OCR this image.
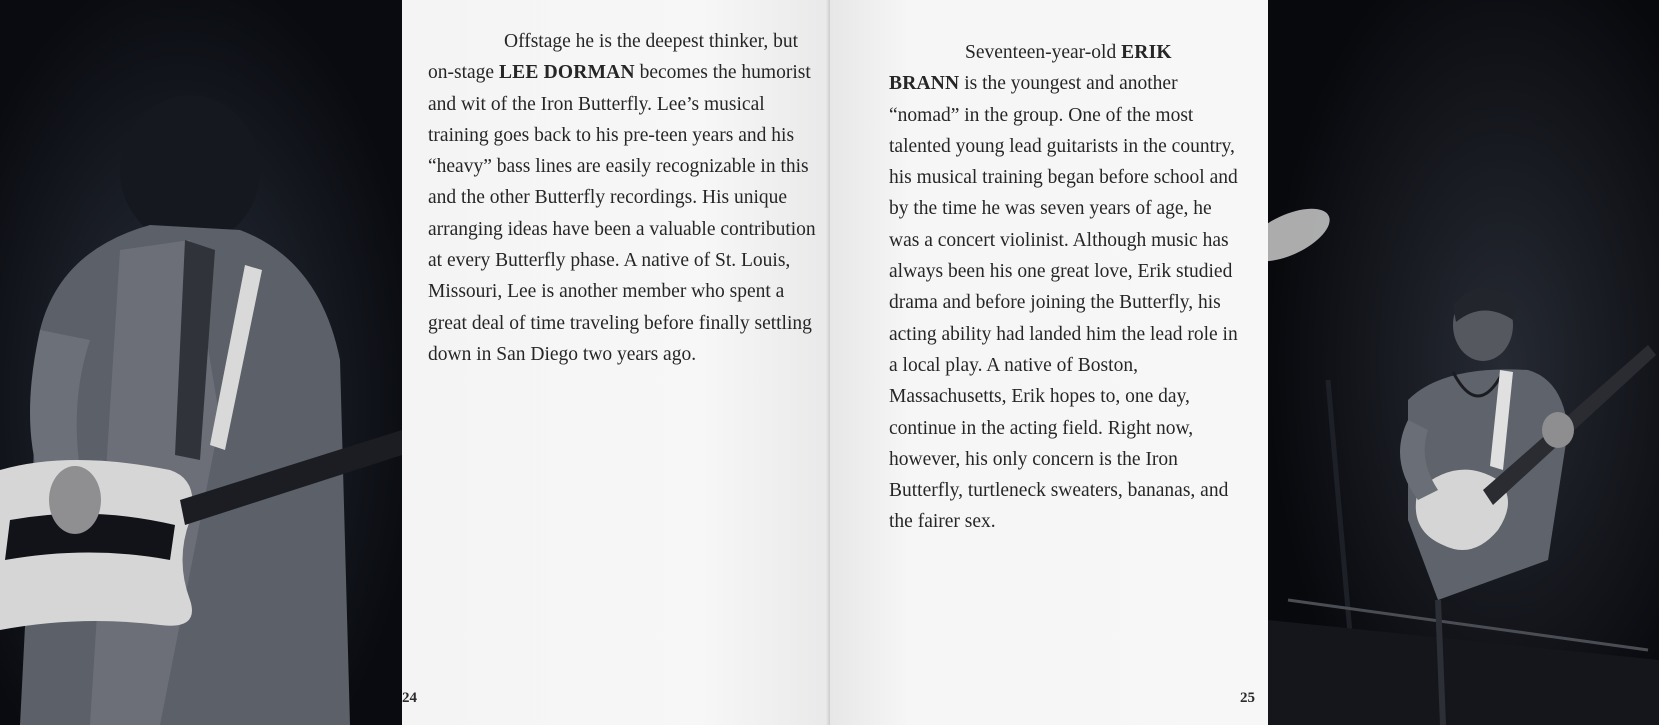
Offstage he is the deepest thinker, but on-stage LEE DORMAN becomes the humorist and wit of the Iron Butterfly. Lee’s musical training goes back to his pre-teen years and his “heavy” bass lines are easily recognizable in this and the other Butterfly recordings. His unique arranging ideas have been a valuable contribution at every Butterfly phase. A native of St. Louis, Missouri, Lee is another member who spent a great deal of time traveling before finally settling down in San Diego two years ago.

24

Seventeen-year-old ERIK BRANN is the youngest and another “nomad” in the group. One of the most talented young lead guitarists in the country, his musical training began before school and by the time he was seven years of age, he was a concert violinist. Although music has always been his one great love, Erik studied drama and before joining the Butterfly, his acting ability had landed him the lead role in a local play. A native of Boston, Massachusetts, Erik hopes to, one day, continue in the acting field. Right now, however, his only concern is the Iron Butterfly, turtleneck sweaters, bananas, and the fairer sex.

25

• TASK TO COMPLETE: Retype each record exactly as it stands, but do not include the pictures.

• WORKED SOLUTION:
OCR this image.
Offstage he is the deepest thinker, but on-stage LEE DORMAN becomes the humorist and wit of the Iron Butterfly. Lee’s musical training goes back to his pre-teen years and his “heavy” bass lines are easily recognizable in this and the other Butterfly recordings. His unique arranging ideas have been a valuable contribution at every Butterfly phase. A native of St. Louis, Missouri, Lee is another member who spent a great deal of time traveling before finally settling down in San Diego two years ago.

24

Seventeen-year-old ERIK BRANN is the youngest and another “nomad” in the group. One of the most talented young lead guitarists in the country, his musical training began before school and by the time he was seven years of age, he was a concert violinist. Although music has always been his one great love, Erik studied drama and before joining the Butterfly, his acting ability had landed him the lead role in a local play. A native of Boston, Massachusetts, Erik hopes to, one day, continue in the acting field. Right now, however, his only concern is the Iron Butterfly, turtleneck sweaters, bananas, and the fairer sex.

25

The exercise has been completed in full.